→ **Given instruction**
Look for "Week" in each line of the entries, and return the matching lines.

→ **Dataset records**
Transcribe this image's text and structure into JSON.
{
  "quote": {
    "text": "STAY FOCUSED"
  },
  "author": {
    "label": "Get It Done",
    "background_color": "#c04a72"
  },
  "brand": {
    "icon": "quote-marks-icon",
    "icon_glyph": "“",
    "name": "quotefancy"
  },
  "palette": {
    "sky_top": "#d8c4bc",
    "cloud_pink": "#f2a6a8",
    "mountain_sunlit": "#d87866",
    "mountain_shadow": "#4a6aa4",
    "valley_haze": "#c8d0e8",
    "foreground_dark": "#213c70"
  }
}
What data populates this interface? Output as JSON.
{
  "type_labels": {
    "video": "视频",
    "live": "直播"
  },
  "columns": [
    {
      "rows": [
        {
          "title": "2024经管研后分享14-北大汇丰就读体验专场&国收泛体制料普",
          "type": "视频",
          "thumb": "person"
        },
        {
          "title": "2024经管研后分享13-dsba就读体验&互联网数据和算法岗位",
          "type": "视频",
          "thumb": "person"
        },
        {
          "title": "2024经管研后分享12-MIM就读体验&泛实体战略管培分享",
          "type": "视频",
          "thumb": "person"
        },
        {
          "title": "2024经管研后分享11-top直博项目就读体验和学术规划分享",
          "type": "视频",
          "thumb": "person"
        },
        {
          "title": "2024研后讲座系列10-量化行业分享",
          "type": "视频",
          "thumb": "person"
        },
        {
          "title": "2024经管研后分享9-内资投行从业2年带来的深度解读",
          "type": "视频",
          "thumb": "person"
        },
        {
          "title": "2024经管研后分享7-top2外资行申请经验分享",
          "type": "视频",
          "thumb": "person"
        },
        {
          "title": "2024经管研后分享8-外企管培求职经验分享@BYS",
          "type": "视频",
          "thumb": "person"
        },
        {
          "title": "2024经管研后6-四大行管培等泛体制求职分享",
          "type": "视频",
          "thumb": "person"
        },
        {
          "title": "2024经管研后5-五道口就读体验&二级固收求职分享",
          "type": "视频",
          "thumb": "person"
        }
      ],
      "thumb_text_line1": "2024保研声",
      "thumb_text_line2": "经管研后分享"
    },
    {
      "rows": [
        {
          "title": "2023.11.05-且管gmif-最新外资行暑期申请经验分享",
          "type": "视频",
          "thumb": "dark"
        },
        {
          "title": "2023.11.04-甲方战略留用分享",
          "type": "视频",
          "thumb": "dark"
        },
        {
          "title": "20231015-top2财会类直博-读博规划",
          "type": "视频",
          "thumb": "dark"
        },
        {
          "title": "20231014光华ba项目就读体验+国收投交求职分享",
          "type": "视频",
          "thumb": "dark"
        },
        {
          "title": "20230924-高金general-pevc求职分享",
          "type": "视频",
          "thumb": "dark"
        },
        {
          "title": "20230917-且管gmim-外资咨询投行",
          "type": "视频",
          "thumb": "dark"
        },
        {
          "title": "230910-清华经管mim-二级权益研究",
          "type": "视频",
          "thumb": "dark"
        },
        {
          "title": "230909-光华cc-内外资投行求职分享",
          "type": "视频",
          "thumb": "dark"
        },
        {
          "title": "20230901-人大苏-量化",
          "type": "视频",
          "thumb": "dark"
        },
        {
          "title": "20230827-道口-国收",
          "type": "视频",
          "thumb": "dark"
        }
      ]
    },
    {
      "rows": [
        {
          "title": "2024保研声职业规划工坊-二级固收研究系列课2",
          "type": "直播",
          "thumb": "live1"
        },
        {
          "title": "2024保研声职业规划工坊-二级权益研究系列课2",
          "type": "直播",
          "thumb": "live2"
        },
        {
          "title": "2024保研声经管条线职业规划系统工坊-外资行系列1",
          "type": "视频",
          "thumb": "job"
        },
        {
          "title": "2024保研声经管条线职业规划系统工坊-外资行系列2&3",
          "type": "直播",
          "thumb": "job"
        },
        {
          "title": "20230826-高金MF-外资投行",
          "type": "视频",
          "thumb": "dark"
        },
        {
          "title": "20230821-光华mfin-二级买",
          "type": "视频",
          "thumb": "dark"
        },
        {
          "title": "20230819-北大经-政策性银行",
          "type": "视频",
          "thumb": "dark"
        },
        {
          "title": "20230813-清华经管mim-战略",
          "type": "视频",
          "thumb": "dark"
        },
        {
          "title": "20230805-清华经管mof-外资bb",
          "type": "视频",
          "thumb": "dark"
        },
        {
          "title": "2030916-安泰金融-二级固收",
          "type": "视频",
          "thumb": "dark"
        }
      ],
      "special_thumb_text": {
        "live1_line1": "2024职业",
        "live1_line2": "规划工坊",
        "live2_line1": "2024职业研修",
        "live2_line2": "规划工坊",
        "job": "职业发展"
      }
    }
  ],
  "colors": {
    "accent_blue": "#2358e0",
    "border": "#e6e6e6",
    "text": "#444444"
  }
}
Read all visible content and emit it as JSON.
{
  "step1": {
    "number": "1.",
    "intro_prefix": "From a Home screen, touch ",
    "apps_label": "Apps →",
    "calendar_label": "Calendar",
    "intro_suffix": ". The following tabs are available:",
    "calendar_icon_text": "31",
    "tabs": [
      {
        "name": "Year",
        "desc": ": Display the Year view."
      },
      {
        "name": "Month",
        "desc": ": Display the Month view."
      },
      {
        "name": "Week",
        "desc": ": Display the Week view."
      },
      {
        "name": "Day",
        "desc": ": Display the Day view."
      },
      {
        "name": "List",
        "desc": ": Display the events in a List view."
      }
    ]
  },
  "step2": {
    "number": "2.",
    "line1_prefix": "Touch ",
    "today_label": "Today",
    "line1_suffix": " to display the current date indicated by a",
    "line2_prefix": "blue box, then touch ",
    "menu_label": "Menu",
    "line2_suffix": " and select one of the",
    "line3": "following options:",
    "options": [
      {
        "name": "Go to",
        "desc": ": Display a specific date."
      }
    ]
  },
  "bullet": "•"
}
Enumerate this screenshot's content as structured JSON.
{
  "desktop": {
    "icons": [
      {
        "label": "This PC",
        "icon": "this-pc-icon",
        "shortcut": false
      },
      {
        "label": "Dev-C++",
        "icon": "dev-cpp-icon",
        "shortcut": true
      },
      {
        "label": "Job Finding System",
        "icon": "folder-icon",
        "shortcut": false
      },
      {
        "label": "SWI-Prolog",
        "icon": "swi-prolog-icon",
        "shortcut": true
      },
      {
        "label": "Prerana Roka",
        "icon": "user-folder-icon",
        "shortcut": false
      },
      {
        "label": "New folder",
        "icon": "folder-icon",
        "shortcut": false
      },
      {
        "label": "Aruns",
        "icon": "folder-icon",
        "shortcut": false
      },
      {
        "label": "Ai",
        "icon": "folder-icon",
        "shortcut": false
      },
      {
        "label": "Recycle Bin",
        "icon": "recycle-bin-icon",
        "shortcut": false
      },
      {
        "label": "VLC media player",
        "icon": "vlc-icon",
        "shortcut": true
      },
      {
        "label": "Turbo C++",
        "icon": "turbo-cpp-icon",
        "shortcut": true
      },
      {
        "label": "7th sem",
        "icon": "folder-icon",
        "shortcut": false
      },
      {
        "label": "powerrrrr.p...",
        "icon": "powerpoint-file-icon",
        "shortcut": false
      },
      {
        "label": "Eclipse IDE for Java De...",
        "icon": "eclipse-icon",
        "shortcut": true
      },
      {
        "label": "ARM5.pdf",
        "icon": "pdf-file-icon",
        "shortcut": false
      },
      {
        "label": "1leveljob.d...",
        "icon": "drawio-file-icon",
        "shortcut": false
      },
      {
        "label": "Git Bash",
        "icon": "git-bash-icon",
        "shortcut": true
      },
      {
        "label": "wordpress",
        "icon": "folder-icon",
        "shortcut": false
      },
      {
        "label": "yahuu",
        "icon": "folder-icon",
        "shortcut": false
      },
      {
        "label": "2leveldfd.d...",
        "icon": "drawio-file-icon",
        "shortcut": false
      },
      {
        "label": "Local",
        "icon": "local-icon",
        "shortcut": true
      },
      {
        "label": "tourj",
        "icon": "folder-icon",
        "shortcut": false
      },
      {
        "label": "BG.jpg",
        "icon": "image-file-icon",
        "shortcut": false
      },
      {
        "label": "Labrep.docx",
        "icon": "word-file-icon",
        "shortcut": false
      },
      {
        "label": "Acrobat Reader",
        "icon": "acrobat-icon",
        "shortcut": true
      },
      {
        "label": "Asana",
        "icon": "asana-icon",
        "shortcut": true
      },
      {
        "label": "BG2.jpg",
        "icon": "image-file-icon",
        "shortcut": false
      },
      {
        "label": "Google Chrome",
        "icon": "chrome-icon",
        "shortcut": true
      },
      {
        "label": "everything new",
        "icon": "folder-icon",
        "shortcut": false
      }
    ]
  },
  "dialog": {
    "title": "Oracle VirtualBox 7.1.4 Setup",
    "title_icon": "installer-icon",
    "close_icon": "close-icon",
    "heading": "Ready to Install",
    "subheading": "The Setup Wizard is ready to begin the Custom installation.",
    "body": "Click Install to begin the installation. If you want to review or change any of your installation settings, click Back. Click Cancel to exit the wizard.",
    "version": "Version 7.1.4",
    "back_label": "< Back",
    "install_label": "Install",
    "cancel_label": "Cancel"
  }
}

→ **Solution to the problem**
        "name": "Week",
        "desc": ": Display the Week view."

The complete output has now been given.